REQUEST :: Reproduce the entire listing word for word.

RECORDS PROVIDED ::
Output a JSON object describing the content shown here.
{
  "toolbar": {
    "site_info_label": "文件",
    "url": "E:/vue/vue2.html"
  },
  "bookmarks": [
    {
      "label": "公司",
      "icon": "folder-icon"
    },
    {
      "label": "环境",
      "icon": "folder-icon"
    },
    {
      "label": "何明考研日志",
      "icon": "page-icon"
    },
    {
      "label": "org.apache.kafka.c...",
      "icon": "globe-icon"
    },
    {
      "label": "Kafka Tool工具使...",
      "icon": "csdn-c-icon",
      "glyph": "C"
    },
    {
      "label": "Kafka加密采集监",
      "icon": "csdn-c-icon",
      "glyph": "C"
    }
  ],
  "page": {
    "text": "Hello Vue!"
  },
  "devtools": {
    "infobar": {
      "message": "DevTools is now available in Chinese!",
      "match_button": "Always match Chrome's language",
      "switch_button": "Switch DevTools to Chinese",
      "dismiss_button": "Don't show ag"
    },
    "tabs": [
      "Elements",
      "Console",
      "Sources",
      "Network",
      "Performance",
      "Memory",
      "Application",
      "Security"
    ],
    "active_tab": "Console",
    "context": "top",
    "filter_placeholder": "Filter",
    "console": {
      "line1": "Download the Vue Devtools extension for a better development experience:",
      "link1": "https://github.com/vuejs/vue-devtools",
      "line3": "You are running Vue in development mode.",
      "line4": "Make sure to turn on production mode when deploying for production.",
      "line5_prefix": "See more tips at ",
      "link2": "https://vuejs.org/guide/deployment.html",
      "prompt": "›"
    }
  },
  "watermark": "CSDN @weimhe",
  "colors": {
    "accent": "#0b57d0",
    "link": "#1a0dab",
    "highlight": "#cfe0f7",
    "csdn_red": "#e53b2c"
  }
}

RESULT OF THE EXERCISE ::
Output a JSON object describing the content shown here.
{
  "toolbar": {
    "site_info_label": "文件",
    "url": "E:/vue/vue2.html"
  },
  "bookmarks": [
    {
      "label": "公司",
      "icon": "folder-icon"
    },
    {
      "label": "环境",
      "icon": "folder-icon"
    },
    {
      "label": "何明考研日志",
      "icon": "page-icon"
    },
    {
      "label": "org.apache.kafka.c...",
      "icon": "globe-icon"
    },
    {
      "label": "Kafka Tool工具使...",
      "icon": "csdn-c-icon",
      "glyph": "C"
    },
    {
      "label": "Kafka加密采集监",
      "icon": "csdn-c-icon",
      "glyph": "C"
    }
  ],
  "page": {
    "text": "Hello Vue!"
  },
  "devtools": {
    "infobar": {
      "message": "DevTools is now available in Chinese!",
      "match_button": "Always match Chrome's language",
      "switch_button": "Switch DevTools to Chinese",
      "dismiss_button": "Don't show ag"
    },
    "tabs": [
      "Elements",
      "Console",
      "Sources",
      "Network",
      "Performance",
      "Memory",
      "Application",
      "Security"
    ],
    "active_tab": "Console",
    "context": "top",
    "filter_placeholder": "Filter",
    "console": {
      "line1": "Download the Vue Devtools extension for a better development experience:",
      "link1": "https://github.com/vuejs/vue-devtools",
      "line3": "You are running Vue in development mode.",
      "line4": "Make sure to turn on production mode when deploying for production.",
      "line5_prefix": "See more tips at ",
      "link2": "https://vuejs.org/guide/deployment.html",
      "prompt": "›"
    }
  },
  "watermark": "CSDN @weimhe",
  "colors": {
    "accent": "#0b57d0",
    "link": "#1a0dab",
    "highlight": "#cfe0f7",
    "csdn_red": "#e53b2c"
  }
}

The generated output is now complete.